▶ Stated exercise
Return the material below in full and exactly.

▶ Exercise data
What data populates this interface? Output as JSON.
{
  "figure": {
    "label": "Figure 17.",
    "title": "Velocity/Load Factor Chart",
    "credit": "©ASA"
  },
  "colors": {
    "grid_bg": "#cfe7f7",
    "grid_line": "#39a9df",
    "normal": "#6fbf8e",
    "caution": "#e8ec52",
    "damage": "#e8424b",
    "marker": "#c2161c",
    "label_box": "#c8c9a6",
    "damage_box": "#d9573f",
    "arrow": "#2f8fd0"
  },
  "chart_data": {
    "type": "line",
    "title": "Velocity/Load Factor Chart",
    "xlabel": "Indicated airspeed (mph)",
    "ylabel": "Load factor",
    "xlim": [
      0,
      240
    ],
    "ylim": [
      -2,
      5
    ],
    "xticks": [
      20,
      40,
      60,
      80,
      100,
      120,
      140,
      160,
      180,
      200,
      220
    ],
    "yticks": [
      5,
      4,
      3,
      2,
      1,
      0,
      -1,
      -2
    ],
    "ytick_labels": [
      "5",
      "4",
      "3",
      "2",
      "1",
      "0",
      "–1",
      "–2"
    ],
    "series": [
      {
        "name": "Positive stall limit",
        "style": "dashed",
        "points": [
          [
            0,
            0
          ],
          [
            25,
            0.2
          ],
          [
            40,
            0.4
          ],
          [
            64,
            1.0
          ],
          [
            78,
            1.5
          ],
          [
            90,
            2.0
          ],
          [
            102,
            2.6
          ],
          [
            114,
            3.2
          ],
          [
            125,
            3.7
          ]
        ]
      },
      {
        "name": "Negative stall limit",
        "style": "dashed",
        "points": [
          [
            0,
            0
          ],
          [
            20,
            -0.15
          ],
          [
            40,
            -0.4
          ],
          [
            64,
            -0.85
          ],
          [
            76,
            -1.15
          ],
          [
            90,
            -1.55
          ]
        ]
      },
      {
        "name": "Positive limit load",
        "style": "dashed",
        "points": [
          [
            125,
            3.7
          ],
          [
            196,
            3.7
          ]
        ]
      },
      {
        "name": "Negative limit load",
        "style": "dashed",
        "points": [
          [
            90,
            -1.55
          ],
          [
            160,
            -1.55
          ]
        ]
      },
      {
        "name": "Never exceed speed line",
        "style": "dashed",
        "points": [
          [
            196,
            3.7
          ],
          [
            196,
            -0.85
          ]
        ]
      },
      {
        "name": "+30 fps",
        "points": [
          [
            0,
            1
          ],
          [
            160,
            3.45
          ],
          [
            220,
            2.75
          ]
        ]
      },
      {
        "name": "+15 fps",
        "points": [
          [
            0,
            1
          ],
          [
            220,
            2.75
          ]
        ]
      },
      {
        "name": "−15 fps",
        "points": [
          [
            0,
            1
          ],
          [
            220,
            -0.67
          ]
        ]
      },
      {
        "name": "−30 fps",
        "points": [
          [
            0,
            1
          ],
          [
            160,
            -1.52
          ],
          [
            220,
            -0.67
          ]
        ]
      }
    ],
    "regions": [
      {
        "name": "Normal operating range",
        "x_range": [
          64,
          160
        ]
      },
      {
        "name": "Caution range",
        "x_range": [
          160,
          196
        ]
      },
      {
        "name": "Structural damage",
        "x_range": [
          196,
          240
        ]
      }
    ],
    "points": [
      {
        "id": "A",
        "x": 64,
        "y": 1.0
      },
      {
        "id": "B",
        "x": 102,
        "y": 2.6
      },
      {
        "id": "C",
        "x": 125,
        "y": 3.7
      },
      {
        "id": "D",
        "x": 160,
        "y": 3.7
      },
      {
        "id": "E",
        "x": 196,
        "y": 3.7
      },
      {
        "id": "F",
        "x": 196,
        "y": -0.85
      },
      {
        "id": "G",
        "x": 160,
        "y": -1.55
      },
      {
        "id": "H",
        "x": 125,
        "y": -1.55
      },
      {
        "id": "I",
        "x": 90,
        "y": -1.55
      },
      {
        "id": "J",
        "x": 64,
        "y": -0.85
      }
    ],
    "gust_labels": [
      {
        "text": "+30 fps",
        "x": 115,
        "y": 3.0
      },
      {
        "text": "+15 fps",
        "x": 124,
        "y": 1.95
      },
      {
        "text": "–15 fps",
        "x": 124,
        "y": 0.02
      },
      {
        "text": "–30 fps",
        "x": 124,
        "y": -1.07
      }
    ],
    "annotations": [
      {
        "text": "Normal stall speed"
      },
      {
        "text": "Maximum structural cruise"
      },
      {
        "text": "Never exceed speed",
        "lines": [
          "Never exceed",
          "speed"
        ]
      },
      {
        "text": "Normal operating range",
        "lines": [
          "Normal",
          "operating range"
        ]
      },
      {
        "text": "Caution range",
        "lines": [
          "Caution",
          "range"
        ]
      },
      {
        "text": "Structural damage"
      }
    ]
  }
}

▶ Answer to this exercise
What data populates this interface? Output as JSON.
{
  "figure": {
    "label": "Figure 17.",
    "title": "Velocity/Load Factor Chart",
    "credit": "©ASA"
  },
  "colors": {
    "grid_bg": "#cfe7f7",
    "grid_line": "#39a9df",
    "normal": "#6fbf8e",
    "caution": "#e8ec52",
    "damage": "#e8424b",
    "marker": "#c2161c",
    "label_box": "#c8c9a6",
    "damage_box": "#d9573f",
    "arrow": "#2f8fd0"
  },
  "chart_data": {
    "type": "line",
    "title": "Velocity/Load Factor Chart",
    "xlabel": "Indicated airspeed (mph)",
    "ylabel": "Load factor",
    "xlim": [
      0,
      240
    ],
    "ylim": [
      -2,
      5
    ],
    "xticks": [
      20,
      40,
      60,
      80,
      100,
      120,
      140,
      160,
      180,
      200,
      220
    ],
    "yticks": [
      5,
      4,
      3,
      2,
      1,
      0,
      -1,
      -2
    ],
    "ytick_labels": [
      "5",
      "4",
      "3",
      "2",
      "1",
      "0",
      "–1",
      "–2"
    ],
    "series": [
      {
        "name": "Positive stall limit",
        "style": "dashed",
        "points": [
          [
            0,
            0
          ],
          [
            25,
            0.2
          ],
          [
            40,
            0.4
          ],
          [
            64,
            1.0
          ],
          [
            78,
            1.5
          ],
          [
            90,
            2.0
          ],
          [
            102,
            2.6
          ],
          [
            114,
            3.2
          ],
          [
            125,
            3.7
          ]
        ]
      },
      {
        "name": "Negative stall limit",
        "style": "dashed",
        "points": [
          [
            0,
            0
          ],
          [
            20,
            -0.15
          ],
          [
            40,
            -0.4
          ],
          [
            64,
            -0.85
          ],
          [
            76,
            -1.15
          ],
          [
            90,
            -1.55
          ]
        ]
      },
      {
        "name": "Positive limit load",
        "style": "dashed",
        "points": [
          [
            125,
            3.7
          ],
          [
            196,
            3.7
          ]
        ]
      },
      {
        "name": "Negative limit load",
        "style": "dashed",
        "points": [
          [
            90,
            -1.55
          ],
          [
            160,
            -1.55
          ]
        ]
      },
      {
        "name": "Never exceed speed line",
        "style": "dashed",
        "points": [
          [
            196,
            3.7
          ],
          [
            196,
            -0.85
          ]
        ]
      },
      {
        "name": "+30 fps",
        "points": [
          [
            0,
            1
          ],
          [
            160,
            3.45
          ],
          [
            220,
            2.75
          ]
        ]
      },
      {
        "name": "+15 fps",
        "points": [
          [
            0,
            1
          ],
          [
            220,
            2.75
          ]
        ]
      },
      {
        "name": "−15 fps",
        "points": [
          [
            0,
            1
          ],
          [
            220,
            -0.67
          ]
        ]
      },
      {
        "name": "−30 fps",
        "points": [
          [
            0,
            1
          ],
          [
            160,
            -1.52
          ],
          [
            220,
            -0.67
          ]
        ]
      }
    ],
    "regions": [
      {
        "name": "Normal operating range",
        "x_range": [
          64,
          160
        ]
      },
      {
        "name": "Caution range",
        "x_range": [
          160,
          196
        ]
      },
      {
        "name": "Structural damage",
        "x_range": [
          196,
          240
        ]
      }
    ],
    "points": [
      {
        "id": "A",
        "x": 64,
        "y": 1.0
      },
      {
        "id": "B",
        "x": 102,
        "y": 2.6
      },
      {
        "id": "C",
        "x": 125,
        "y": 3.7
      },
      {
        "id": "D",
        "x": 160,
        "y": 3.7
      },
      {
        "id": "E",
        "x": 196,
        "y": 3.7
      },
      {
        "id": "F",
        "x": 196,
        "y": -0.85
      },
      {
        "id": "G",
        "x": 160,
        "y": -1.55
      },
      {
        "id": "H",
        "x": 125,
        "y": -1.55
      },
      {
        "id": "I",
        "x": 90,
        "y": -1.55
      },
      {
        "id": "J",
        "x": 64,
        "y": -0.85
      }
    ],
    "gust_labels": [
      {
        "text": "+30 fps",
        "x": 115,
        "y": 3.0
      },
      {
        "text": "+15 fps",
        "x": 124,
        "y": 1.95
      },
      {
        "text": "–15 fps",
        "x": 124,
        "y": 0.02
      },
      {
        "text": "–30 fps",
        "x": 124,
        "y": -1.07
      }
    ],
    "annotations": [
      {
        "text": "Normal stall speed"
      },
      {
        "text": "Maximum structural cruise"
      },
      {
        "text": "Never exceed speed",
        "lines": [
          "Never exceed",
          "speed"
        ]
      },
      {
        "text": "Normal operating range",
        "lines": [
          "Normal",
          "operating range"
        ]
      },
      {
        "text": "Caution range",
        "lines": [
          "Caution",
          "range"
        ]
      },
      {
        "text": "Structural damage"
      }
    ]
  }
}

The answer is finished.